# What is being asked:
Extract each line from the entries below that has the string "JSON" in it.

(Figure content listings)
◇ ◇ ◇ ◇ ◇ ◇ ◇
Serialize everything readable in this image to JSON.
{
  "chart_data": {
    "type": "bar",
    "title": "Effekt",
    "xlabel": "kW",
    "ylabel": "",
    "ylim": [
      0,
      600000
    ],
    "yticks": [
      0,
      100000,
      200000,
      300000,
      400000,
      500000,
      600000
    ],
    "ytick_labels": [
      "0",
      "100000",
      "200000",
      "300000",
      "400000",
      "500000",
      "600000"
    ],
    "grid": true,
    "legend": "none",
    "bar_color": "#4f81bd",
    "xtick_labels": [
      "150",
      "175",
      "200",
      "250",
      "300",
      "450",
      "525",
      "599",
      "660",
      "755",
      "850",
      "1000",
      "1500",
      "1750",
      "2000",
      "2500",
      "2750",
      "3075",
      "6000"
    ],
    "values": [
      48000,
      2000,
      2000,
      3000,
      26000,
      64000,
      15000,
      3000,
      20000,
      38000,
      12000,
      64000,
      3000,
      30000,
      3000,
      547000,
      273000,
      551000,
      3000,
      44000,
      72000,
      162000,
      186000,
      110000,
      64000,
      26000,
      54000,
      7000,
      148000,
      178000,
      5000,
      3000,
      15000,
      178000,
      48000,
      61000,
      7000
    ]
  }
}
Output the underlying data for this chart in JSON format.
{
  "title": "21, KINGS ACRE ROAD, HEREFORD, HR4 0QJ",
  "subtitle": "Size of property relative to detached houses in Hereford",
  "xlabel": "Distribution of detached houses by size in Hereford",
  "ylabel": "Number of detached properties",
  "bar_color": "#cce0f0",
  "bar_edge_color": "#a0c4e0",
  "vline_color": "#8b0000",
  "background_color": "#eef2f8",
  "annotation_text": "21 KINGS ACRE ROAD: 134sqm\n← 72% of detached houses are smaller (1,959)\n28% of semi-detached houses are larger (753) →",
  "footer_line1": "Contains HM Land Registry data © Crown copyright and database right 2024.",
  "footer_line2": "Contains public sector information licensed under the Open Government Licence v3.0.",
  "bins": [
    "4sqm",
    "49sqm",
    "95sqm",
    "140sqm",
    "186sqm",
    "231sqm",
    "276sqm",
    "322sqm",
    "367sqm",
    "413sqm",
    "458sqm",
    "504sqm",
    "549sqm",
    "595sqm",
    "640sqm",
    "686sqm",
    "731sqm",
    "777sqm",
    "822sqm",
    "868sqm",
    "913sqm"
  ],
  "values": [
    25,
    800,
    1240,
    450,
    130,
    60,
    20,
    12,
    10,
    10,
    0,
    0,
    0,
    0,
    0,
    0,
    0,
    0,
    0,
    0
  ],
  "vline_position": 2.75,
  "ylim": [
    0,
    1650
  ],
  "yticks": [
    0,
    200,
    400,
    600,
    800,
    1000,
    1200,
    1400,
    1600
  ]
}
◇ ◇ ◇ ◇ ◇ ◇ ◇
# Exercise solution:
Serialize everything readable in this image to JSON.
Output the underlying data for this chart in JSON format.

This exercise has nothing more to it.